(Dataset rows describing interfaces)
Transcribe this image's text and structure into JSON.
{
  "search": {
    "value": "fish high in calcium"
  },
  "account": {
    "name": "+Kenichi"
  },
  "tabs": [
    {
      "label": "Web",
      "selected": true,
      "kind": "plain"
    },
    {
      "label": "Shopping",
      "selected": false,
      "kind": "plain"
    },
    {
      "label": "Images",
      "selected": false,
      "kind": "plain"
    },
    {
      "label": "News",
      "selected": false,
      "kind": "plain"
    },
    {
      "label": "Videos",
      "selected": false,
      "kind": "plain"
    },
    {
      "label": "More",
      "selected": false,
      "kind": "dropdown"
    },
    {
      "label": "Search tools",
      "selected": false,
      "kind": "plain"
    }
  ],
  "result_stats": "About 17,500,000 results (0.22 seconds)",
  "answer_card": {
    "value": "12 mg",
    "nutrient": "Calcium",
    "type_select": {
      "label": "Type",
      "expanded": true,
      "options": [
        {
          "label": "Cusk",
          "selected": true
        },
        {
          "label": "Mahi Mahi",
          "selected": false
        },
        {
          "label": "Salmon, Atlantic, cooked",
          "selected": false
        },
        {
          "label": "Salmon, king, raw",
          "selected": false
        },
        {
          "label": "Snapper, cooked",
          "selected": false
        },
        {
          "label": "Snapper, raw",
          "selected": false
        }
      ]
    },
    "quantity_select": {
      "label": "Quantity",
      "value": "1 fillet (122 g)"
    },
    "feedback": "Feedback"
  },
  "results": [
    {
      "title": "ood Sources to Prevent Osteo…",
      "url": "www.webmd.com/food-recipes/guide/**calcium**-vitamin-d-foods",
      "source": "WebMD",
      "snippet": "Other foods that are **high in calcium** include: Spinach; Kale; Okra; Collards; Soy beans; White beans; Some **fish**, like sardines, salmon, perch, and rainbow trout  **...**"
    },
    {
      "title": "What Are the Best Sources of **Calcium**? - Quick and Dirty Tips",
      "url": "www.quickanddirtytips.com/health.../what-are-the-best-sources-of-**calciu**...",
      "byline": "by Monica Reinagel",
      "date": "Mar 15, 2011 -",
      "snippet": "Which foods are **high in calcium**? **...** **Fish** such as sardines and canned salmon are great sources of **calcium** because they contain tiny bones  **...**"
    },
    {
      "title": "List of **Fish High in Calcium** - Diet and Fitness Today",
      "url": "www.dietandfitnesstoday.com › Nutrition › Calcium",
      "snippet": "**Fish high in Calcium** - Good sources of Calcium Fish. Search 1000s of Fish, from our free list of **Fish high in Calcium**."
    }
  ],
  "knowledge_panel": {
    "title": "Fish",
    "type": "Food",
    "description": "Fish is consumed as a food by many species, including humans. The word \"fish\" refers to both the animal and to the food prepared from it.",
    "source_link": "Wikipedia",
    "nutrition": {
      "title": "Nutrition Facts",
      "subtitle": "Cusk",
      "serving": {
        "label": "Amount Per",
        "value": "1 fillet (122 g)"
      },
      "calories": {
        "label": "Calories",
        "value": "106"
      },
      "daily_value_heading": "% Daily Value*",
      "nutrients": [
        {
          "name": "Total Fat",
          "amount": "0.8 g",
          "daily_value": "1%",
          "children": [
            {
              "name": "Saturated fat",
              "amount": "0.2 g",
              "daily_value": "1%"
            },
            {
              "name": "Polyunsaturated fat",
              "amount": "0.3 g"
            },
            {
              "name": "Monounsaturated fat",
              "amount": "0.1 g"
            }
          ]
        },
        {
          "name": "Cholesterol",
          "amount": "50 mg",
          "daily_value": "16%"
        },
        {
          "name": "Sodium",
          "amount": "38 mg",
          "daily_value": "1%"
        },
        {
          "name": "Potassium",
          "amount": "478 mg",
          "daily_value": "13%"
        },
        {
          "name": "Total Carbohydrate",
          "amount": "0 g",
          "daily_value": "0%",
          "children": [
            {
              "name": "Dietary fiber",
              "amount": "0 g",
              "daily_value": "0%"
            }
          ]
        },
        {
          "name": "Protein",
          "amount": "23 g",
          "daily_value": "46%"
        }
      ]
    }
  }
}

Task directions:
Copy each line above that contains the string "Total".

Exercise response:
          "name": "Total Fat",
          "name": "Total Carbohydrate",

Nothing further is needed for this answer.